→ **WHAT IS EXPECTED**: Transcribe all of the material exactly.

+ + +

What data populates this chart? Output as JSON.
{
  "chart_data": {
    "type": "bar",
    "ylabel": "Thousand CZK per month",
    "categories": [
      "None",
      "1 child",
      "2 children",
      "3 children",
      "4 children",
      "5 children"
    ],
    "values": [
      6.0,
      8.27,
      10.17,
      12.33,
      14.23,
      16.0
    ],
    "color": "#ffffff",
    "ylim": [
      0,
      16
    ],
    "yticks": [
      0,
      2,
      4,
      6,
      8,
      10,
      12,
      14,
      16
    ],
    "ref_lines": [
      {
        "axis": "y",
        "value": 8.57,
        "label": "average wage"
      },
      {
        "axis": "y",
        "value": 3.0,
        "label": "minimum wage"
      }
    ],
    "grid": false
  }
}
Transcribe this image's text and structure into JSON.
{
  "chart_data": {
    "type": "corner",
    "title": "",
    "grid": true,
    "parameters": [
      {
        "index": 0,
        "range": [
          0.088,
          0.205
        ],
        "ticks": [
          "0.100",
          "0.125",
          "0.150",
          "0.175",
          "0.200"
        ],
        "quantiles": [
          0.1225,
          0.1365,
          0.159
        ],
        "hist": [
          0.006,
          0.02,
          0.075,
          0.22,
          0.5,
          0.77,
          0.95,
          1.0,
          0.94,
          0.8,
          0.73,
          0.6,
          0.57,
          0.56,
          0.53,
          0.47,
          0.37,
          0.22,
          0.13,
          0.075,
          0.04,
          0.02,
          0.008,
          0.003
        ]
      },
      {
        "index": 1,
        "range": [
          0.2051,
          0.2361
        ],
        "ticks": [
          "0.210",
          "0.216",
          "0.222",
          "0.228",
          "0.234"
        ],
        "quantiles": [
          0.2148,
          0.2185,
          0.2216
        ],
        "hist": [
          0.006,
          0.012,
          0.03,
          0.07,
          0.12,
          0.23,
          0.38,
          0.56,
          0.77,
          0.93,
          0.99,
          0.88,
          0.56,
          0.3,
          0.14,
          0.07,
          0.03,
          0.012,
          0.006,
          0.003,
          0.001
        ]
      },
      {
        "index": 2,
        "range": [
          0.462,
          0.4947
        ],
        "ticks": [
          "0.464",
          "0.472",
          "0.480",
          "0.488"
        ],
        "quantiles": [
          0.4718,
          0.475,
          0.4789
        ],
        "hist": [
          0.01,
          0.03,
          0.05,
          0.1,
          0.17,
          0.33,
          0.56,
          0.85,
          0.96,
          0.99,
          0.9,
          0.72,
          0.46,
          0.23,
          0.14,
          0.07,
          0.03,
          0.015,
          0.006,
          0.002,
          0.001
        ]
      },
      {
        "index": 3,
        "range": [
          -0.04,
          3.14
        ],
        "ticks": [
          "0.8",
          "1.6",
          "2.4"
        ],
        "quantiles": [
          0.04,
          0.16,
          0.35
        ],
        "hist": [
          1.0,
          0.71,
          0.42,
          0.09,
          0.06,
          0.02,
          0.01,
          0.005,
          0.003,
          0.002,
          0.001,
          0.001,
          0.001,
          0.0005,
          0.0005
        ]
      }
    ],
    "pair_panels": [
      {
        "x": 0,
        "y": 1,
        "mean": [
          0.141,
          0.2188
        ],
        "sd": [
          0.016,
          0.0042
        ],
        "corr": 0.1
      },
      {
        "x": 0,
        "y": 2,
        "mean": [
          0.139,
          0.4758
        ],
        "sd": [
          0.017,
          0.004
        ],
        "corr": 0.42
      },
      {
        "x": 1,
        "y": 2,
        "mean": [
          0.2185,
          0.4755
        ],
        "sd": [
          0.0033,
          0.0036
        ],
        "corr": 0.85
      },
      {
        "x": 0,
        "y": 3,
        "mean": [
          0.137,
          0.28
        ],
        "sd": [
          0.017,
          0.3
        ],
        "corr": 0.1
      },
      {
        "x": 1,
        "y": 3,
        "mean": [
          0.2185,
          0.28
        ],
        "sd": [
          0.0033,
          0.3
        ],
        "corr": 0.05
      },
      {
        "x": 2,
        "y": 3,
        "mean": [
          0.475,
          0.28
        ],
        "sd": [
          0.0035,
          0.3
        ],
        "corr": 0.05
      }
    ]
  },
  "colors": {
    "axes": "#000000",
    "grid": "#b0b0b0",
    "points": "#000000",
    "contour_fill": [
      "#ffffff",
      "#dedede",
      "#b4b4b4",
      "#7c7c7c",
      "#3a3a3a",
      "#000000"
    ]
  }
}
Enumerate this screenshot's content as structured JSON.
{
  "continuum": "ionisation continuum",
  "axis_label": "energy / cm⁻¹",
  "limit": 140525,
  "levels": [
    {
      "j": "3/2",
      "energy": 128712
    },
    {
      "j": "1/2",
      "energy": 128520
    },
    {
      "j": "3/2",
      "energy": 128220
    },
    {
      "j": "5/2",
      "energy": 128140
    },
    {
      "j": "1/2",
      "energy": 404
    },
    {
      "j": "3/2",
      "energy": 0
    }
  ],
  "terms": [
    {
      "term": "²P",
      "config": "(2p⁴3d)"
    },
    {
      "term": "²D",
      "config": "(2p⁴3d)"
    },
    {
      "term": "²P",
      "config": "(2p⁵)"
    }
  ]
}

+ + +

→ **EXERCISE OUTPUT**:
What data populates this chart? Output as JSON.
{
  "chart_data": {
    "type": "bar",
    "ylabel": "Thousand CZK per month",
    "categories": [
      "None",
      "1 child",
      "2 children",
      "3 children",
      "4 children",
      "5 children"
    ],
    "values": [
      6.0,
      8.27,
      10.17,
      12.33,
      14.23,
      16.0
    ],
    "color": "#ffffff",
    "ylim": [
      0,
      16
    ],
    "yticks": [
      0,
      2,
      4,
      6,
      8,
      10,
      12,
      14,
      16
    ],
    "ref_lines": [
      {
        "axis": "y",
        "value": 8.57,
        "label": "average wage"
      },
      {
        "axis": "y",
        "value": 3.0,
        "label": "minimum wage"
      }
    ],
    "grid": false
  }
}
Transcribe this image's text and structure into JSON.
{
  "chart_data": {
    "type": "corner",
    "title": "",
    "grid": true,
    "parameters": [
      {
        "index": 0,
        "range": [
          0.088,
          0.205
        ],
        "ticks": [
          "0.100",
          "0.125",
          "0.150",
          "0.175",
          "0.200"
        ],
        "quantiles": [
          0.1225,
          0.1365,
          0.159
        ],
        "hist": [
          0.006,
          0.02,
          0.075,
          0.22,
          0.5,
          0.77,
          0.95,
          1.0,
          0.94,
          0.8,
          0.73,
          0.6,
          0.57,
          0.56,
          0.53,
          0.47,
          0.37,
          0.22,
          0.13,
          0.075,
          0.04,
          0.02,
          0.008,
          0.003
        ]
      },
      {
        "index": 1,
        "range": [
          0.2051,
          0.2361
        ],
        "ticks": [
          "0.210",
          "0.216",
          "0.222",
          "0.228",
          "0.234"
        ],
        "quantiles": [
          0.2148,
          0.2185,
          0.2216
        ],
        "hist": [
          0.006,
          0.012,
          0.03,
          0.07,
          0.12,
          0.23,
          0.38,
          0.56,
          0.77,
          0.93,
          0.99,
          0.88,
          0.56,
          0.3,
          0.14,
          0.07,
          0.03,
          0.012,
          0.006,
          0.003,
          0.001
        ]
      },
      {
        "index": 2,
        "range": [
          0.462,
          0.4947
        ],
        "ticks": [
          "0.464",
          "0.472",
          "0.480",
          "0.488"
        ],
        "quantiles": [
          0.4718,
          0.475,
          0.4789
        ],
        "hist": [
          0.01,
          0.03,
          0.05,
          0.1,
          0.17,
          0.33,
          0.56,
          0.85,
          0.96,
          0.99,
          0.9,
          0.72,
          0.46,
          0.23,
          0.14,
          0.07,
          0.03,
          0.015,
          0.006,
          0.002,
          0.001
        ]
      },
      {
        "index": 3,
        "range": [
          -0.04,
          3.14
        ],
        "ticks": [
          "0.8",
          "1.6",
          "2.4"
        ],
        "quantiles": [
          0.04,
          0.16,
          0.35
        ],
        "hist": [
          1.0,
          0.71,
          0.42,
          0.09,
          0.06,
          0.02,
          0.01,
          0.005,
          0.003,
          0.002,
          0.001,
          0.001,
          0.001,
          0.0005,
          0.0005
        ]
      }
    ],
    "pair_panels": [
      {
        "x": 0,
        "y": 1,
        "mean": [
          0.141,
          0.2188
        ],
        "sd": [
          0.016,
          0.0042
        ],
        "corr": 0.1
      },
      {
        "x": 0,
        "y": 2,
        "mean": [
          0.139,
          0.4758
        ],
        "sd": [
          0.017,
          0.004
        ],
        "corr": 0.42
      },
      {
        "x": 1,
        "y": 2,
        "mean": [
          0.2185,
          0.4755
        ],
        "sd": [
          0.0033,
          0.0036
        ],
        "corr": 0.85
      },
      {
        "x": 0,
        "y": 3,
        "mean": [
          0.137,
          0.28
        ],
        "sd": [
          0.017,
          0.3
        ],
        "corr": 0.1
      },
      {
        "x": 1,
        "y": 3,
        "mean": [
          0.2185,
          0.28
        ],
        "sd": [
          0.0033,
          0.3
        ],
        "corr": 0.05
      },
      {
        "x": 2,
        "y": 3,
        "mean": [
          0.475,
          0.28
        ],
        "sd": [
          0.0035,
          0.3
        ],
        "corr": 0.05
      }
    ]
  },
  "colors": {
    "axes": "#000000",
    "grid": "#b0b0b0",
    "points": "#000000",
    "contour_fill": [
      "#ffffff",
      "#dedede",
      "#b4b4b4",
      "#7c7c7c",
      "#3a3a3a",
      "#000000"
    ]
  }
}
Enumerate this screenshot's content as structured JSON.
{
  "continuum": "ionisation continuum",
  "axis_label": "energy / cm⁻¹",
  "limit": 140525,
  "levels": [
    {
      "j": "3/2",
      "energy": 128712
    },
    {
      "j": "1/2",
      "energy": 128520
    },
    {
      "j": "3/2",
      "energy": 128220
    },
    {
      "j": "5/2",
      "energy": 128140
    },
    {
      "j": "1/2",
      "energy": 404
    },
    {
      "j": "3/2",
      "energy": 0
    }
  ],
  "terms": [
    {
      "term": "²P",
      "config": "(2p⁴3d)"
    },
    {
      "term": "²D",
      "config": "(2p⁴3d)"
    },
    {
      "term": "²P",
      "config": "(2p⁵)"
    }
  ]
}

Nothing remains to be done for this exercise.